Data entries:
────────────────
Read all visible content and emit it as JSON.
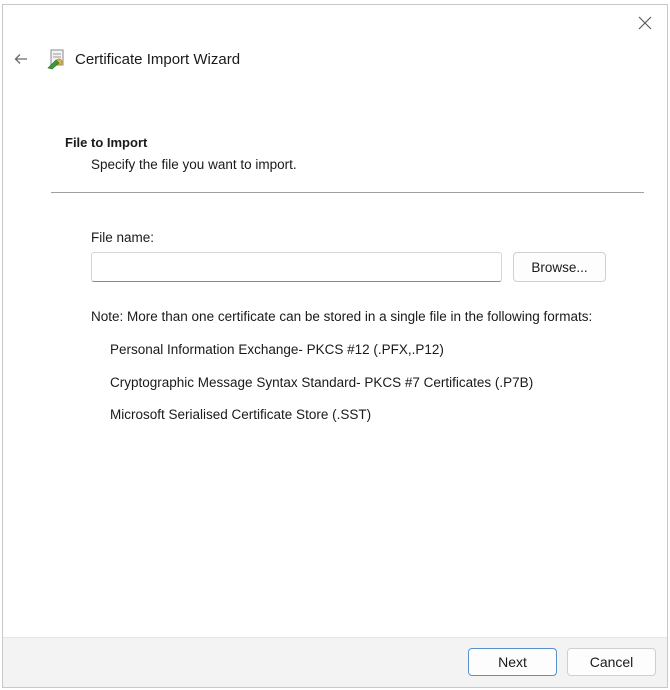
{
  "dialog": {
    "title": "Certificate Import Wizard",
    "icons": {
      "close": "close-icon",
      "back": "back-arrow-icon",
      "app": "certificate-icon"
    }
  },
  "section": {
    "heading": "File to Import",
    "subheading": "Specify the file you want to import."
  },
  "file": {
    "label": "File name:",
    "value": "",
    "browse_label": "Browse..."
  },
  "note": {
    "text": "Note:  More than one certificate can be stored in a single file in the following formats:",
    "formats": [
      "Personal Information Exchange- PKCS #12 (.PFX,.P12)",
      "Cryptographic Message Syntax Standard- PKCS #7 Certificates (.P7B)",
      "Microsoft Serialised Certificate Store (.SST)"
    ]
  },
  "footer": {
    "next_label": "Next",
    "cancel_label": "Cancel"
  },
  "colors": {
    "primary_border": "#5a8fd0",
    "footer_bg": "#f3f3f3"
  }
}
────────────────
▸ Aim of the exercise
Check each line of the listing above for the string "formats", then report only how many lines have it.

▸ Complete output
2